WHAT THE TASK REQUIRES:
Pick out every line of the entries below where "المنطق" occurs, and copy those lines.

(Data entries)
------

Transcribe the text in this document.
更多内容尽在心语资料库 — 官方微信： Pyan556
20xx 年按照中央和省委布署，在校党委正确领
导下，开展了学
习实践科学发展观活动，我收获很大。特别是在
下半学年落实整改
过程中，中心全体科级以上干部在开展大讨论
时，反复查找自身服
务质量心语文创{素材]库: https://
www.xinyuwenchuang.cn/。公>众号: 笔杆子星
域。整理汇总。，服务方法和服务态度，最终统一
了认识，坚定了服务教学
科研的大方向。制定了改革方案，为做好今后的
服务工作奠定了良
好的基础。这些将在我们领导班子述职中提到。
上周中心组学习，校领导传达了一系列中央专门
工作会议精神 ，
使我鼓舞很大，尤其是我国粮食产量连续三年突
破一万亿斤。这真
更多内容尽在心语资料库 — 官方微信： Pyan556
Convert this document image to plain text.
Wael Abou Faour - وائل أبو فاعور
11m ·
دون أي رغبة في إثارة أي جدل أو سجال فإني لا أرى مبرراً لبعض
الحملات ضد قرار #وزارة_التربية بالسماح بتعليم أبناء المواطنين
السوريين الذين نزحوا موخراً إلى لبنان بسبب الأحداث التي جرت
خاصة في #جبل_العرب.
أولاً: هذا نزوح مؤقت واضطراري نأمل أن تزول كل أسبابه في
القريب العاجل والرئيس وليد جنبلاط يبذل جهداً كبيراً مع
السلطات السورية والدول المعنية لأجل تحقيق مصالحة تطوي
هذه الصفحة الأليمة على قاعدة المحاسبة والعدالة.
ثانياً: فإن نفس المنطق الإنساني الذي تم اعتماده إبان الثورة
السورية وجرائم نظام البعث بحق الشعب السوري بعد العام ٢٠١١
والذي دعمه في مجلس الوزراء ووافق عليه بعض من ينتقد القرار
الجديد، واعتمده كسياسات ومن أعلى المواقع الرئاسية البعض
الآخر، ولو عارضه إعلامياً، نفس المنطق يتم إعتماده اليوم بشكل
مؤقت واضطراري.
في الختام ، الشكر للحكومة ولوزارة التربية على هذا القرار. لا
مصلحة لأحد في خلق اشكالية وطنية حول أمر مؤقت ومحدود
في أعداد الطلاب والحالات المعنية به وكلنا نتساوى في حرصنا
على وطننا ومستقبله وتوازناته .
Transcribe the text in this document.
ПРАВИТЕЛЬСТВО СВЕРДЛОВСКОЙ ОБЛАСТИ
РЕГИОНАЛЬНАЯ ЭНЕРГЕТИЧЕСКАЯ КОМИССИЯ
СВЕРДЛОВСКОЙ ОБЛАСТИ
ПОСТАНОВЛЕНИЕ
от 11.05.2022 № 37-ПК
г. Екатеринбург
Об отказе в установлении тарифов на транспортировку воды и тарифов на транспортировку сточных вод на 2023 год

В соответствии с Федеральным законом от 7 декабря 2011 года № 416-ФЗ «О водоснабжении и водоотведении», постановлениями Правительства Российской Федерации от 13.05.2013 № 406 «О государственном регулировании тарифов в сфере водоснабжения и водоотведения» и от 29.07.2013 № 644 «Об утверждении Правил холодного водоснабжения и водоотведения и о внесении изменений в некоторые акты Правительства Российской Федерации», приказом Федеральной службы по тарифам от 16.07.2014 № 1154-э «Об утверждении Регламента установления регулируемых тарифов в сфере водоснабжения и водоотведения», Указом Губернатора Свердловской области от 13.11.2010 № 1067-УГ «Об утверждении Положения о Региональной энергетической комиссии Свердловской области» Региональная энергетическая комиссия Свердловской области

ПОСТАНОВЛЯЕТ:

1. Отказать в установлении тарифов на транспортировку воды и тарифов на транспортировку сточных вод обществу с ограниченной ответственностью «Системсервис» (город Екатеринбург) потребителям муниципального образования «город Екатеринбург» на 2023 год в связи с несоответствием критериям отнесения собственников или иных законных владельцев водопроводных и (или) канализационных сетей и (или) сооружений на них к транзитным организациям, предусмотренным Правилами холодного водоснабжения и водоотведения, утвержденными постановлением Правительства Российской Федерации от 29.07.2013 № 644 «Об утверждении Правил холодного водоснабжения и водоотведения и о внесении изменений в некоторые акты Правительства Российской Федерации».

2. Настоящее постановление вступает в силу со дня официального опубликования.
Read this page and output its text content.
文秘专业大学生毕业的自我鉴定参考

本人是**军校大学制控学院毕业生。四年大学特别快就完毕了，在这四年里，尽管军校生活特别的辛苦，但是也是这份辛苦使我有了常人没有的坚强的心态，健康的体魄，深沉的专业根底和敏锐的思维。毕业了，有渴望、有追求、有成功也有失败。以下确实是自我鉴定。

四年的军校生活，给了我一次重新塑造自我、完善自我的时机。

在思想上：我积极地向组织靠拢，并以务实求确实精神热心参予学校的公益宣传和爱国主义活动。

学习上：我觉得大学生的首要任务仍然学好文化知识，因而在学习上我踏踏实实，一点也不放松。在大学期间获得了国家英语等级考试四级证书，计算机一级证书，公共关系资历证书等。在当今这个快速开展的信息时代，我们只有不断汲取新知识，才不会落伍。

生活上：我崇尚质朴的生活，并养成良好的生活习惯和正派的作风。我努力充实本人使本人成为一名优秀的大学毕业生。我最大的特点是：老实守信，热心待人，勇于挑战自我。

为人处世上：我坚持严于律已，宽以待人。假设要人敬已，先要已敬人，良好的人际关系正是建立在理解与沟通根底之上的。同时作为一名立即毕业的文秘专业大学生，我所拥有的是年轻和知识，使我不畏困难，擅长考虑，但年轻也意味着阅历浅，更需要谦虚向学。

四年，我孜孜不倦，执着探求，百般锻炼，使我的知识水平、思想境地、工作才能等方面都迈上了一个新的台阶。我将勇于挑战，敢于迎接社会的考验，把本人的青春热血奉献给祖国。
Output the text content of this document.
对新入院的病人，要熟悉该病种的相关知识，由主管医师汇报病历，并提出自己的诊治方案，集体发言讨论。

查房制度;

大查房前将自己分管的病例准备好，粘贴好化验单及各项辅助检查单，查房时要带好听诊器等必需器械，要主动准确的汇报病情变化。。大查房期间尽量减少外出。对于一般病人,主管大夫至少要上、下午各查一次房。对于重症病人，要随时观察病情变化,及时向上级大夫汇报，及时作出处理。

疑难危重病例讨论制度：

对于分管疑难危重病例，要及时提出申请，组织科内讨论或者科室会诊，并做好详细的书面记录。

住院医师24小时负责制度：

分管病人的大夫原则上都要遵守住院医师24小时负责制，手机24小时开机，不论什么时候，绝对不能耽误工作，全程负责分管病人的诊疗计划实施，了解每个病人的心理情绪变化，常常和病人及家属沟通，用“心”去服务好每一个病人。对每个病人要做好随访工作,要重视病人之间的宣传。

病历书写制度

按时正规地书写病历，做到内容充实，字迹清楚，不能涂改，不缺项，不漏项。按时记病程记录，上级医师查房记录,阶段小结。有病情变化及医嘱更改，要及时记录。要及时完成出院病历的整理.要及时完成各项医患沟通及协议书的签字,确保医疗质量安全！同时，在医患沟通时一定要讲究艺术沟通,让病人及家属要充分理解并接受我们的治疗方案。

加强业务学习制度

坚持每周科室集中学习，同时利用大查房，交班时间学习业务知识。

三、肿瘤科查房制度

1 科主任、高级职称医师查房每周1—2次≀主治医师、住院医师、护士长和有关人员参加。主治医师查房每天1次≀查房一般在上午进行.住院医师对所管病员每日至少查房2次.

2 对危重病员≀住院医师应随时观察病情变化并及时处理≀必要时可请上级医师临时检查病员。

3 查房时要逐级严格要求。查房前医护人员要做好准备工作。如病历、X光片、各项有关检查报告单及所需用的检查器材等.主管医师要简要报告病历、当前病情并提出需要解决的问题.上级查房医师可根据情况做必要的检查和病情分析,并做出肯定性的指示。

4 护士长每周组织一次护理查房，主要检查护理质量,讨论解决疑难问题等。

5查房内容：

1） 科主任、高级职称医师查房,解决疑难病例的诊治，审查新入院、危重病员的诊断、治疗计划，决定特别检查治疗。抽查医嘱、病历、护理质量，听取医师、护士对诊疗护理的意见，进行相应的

------

FULL OUTPUT:
ثانياً: فإن نفس المنطق الإنساني الذي تم اعتماده إبان الثورة
الآخر، ولو عارضه إعلامياً، نفس المنطق يتم إعتماده اليوم بشكل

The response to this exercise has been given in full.